Le docteur Denis Mukwege est un gynécologue exceptionnel. Le documentaire diffusé sur France 5, hier soir, rendait un hommage simple et sincère à cet homme et ses équipes. Depuis des années, ce médecin congolais du Kivu (1) « répare » les femmes dont le corps est devenu « un champ de bataille » pour des rebelles armés et qui ont ordre de violer, de torturer, de « saccager » les femmes congolaises. L’objectif de ces agressions et violences sexuelles est simple : chasser les jeunes filles, les femmes de tous âges de leurs villages où les sous-sols regorgent de diamants, de coplan, d’or, d’argent et richesses en tous genres. La lutte pour l’espace plein de promesses et de richesses entraîne un exil forcé de ces femmes rejetées par leur communauté, leur mari, leur famille. Souillée, elles sont condamnées à se reconstruire ou à se détruire.

__TRAVAIL À RÉALISER__. Recopiez à l'identique le passage du texte sur le docteur Mukwege qui commence par « Le docteur Denis » et se poursuit jusqu'à « à se détruire. ». Les lignes qui suivent n'interviennent pas ici.

Contenus conservés d'une collection
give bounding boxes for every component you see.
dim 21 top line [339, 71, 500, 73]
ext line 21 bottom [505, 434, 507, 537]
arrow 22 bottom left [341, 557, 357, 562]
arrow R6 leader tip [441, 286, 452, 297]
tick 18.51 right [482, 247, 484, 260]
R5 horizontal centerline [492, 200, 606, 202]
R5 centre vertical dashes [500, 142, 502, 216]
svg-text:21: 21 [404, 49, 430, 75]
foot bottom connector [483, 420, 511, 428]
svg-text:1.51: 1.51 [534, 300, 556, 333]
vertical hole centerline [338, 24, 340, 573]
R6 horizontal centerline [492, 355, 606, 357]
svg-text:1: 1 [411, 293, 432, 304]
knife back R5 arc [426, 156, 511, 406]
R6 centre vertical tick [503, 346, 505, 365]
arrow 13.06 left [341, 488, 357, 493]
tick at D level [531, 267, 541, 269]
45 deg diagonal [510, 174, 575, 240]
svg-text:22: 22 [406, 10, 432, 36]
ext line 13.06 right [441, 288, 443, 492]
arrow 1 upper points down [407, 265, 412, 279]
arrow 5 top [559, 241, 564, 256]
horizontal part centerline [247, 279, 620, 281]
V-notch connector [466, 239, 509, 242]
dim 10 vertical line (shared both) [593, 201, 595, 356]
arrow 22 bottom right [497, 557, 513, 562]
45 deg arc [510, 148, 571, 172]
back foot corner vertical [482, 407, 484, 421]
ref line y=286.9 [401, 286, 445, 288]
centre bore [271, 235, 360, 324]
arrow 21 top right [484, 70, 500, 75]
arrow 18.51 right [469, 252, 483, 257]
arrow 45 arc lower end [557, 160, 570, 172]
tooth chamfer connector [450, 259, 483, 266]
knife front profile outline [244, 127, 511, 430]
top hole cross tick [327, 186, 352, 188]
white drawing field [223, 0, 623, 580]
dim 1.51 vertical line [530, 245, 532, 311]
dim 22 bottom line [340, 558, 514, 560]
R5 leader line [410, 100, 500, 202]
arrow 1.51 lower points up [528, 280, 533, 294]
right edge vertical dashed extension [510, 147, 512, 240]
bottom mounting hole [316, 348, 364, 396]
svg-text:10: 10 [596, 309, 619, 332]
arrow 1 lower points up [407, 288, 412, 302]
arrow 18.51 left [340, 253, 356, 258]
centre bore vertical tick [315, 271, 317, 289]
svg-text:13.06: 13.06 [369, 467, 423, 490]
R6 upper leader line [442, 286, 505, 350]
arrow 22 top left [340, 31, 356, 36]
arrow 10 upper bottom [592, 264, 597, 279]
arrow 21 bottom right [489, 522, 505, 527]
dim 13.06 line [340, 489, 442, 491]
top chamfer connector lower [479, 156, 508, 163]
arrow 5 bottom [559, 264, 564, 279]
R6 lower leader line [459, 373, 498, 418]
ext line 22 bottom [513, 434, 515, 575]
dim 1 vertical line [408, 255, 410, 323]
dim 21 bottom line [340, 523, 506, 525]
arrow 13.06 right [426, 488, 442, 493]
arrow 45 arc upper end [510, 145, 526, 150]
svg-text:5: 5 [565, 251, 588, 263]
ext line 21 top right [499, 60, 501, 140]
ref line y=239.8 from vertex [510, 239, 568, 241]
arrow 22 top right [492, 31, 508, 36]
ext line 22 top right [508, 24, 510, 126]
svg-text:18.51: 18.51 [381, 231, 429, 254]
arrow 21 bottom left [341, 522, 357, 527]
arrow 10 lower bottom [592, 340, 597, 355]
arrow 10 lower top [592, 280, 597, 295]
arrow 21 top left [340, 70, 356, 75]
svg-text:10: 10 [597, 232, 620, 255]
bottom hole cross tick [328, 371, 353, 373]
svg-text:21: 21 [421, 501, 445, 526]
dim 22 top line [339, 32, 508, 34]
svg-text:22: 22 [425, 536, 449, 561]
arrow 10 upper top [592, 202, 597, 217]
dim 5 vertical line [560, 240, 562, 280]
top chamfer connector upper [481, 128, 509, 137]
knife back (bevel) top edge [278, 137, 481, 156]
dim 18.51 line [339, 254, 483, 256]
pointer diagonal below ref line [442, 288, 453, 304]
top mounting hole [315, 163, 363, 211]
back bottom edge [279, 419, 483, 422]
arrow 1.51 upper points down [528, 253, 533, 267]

__RÉPONSE__.
Le docteur Denis Mukwege est un gynécologue exceptionnel. Le documentaire diffusé sur France 5, hier soir, rendait un hommage simple et sincère à cet homme et ses équipes. Depuis des années, ce médecin congolais du Kivu (1) « répare » les femmes dont le corps est devenu « un champ de bataille » pour des rebelles armés et qui ont ordre de violer, de torturer, de « saccager » les femmes congolaises. L’objectif de ces agressions et violences sexuelles est simple : chasser les jeunes filles, les femmes de tous âges de leurs villages où les sous-sols regorgent de diamants, de coplan, d’or, d’argent et richesses en tous genres. La lutte pour l’espace plein de promesses et de richesses entraîne un exil forcé de ces femmes rejetées par leur communauté, leur mari, leur famille. Souillée, elles sont condamnées à se reconstruire ou à se détruire.